**Extracted data:**
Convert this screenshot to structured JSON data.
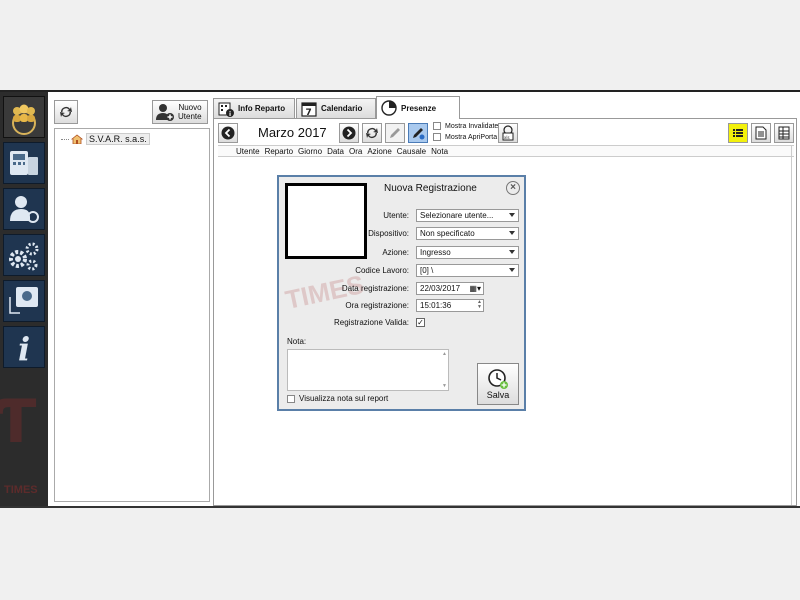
{
  "sidebar": {
    "nav_items": [
      "users-group-icon",
      "terminal-device-icon",
      "user-key-icon",
      "gears-icon",
      "support-headset-icon",
      "info-icon"
    ],
    "watermark": "TIMES"
  },
  "tree_panel": {
    "new_user_label_1": "Nuovo",
    "new_user_label_2": "Utente",
    "root_item": "S.V.A.R. s.a.s."
  },
  "tabs": [
    {
      "label": "Info Reparto"
    },
    {
      "label": "Calendario",
      "icon_text": "7"
    },
    {
      "label": "Presenze"
    }
  ],
  "toolbar": {
    "month": "Marzo 2017",
    "show_invalid": "Mostra Invalidate",
    "show_open_door": "Mostra ApriPorta"
  },
  "columns": [
    "Utente",
    "Reparto",
    "Giorno",
    "Data",
    "Ora",
    "Azione",
    "Causale",
    "Nota"
  ],
  "dialog": {
    "title": "Nuova Registrazione",
    "user_label": "Utente:",
    "user_value": "Selezionare utente...",
    "device_label": "Dispositivo:",
    "device_value": "Non specificato",
    "action_label": "Azione:",
    "action_value": "Ingresso",
    "work_code_label": "Codice Lavoro:",
    "work_code_value": "[0] \\",
    "date_label": "Data registrazione:",
    "date_value": "22/03/2017",
    "time_label": "Ora registrazione:",
    "time_value": "15:01:36",
    "valid_label": "Registrazione Valida:",
    "valid_mark": "✓",
    "note_label": "Nota:",
    "show_note_label": "Visualizza nota sul report",
    "save_label": "Salva",
    "watermark": "TIMES"
  }
}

**Problem to solve:**
Print the complete listing exactly as it stands, without its pictures.

**Solution for this problem:**
Convert this screenshot to structured JSON data.
{
  "sidebar": {
    "nav_items": [
      "users-group-icon",
      "terminal-device-icon",
      "user-key-icon",
      "gears-icon",
      "support-headset-icon",
      "info-icon"
    ],
    "watermark": "TIMES"
  },
  "tree_panel": {
    "new_user_label_1": "Nuovo",
    "new_user_label_2": "Utente",
    "root_item": "S.V.A.R. s.a.s."
  },
  "tabs": [
    {
      "label": "Info Reparto"
    },
    {
      "label": "Calendario",
      "icon_text": "7"
    },
    {
      "label": "Presenze"
    }
  ],
  "toolbar": {
    "month": "Marzo 2017",
    "show_invalid": "Mostra Invalidate",
    "show_open_door": "Mostra ApriPorta"
  },
  "columns": [
    "Utente",
    "Reparto",
    "Giorno",
    "Data",
    "Ora",
    "Azione",
    "Causale",
    "Nota"
  ],
  "dialog": {
    "title": "Nuova Registrazione",
    "user_label": "Utente:",
    "user_value": "Selezionare utente...",
    "device_label": "Dispositivo:",
    "device_value": "Non specificato",
    "action_label": "Azione:",
    "action_value": "Ingresso",
    "work_code_label": "Codice Lavoro:",
    "work_code_value": "[0] \\",
    "date_label": "Data registrazione:",
    "date_value": "22/03/2017",
    "time_label": "Ora registrazione:",
    "time_value": "15:01:36",
    "valid_label": "Registrazione Valida:",
    "valid_mark": "✓",
    "note_label": "Nota:",
    "show_note_label": "Visualizza nota sul report",
    "save_label": "Salva",
    "watermark": "TIMES"
  }
}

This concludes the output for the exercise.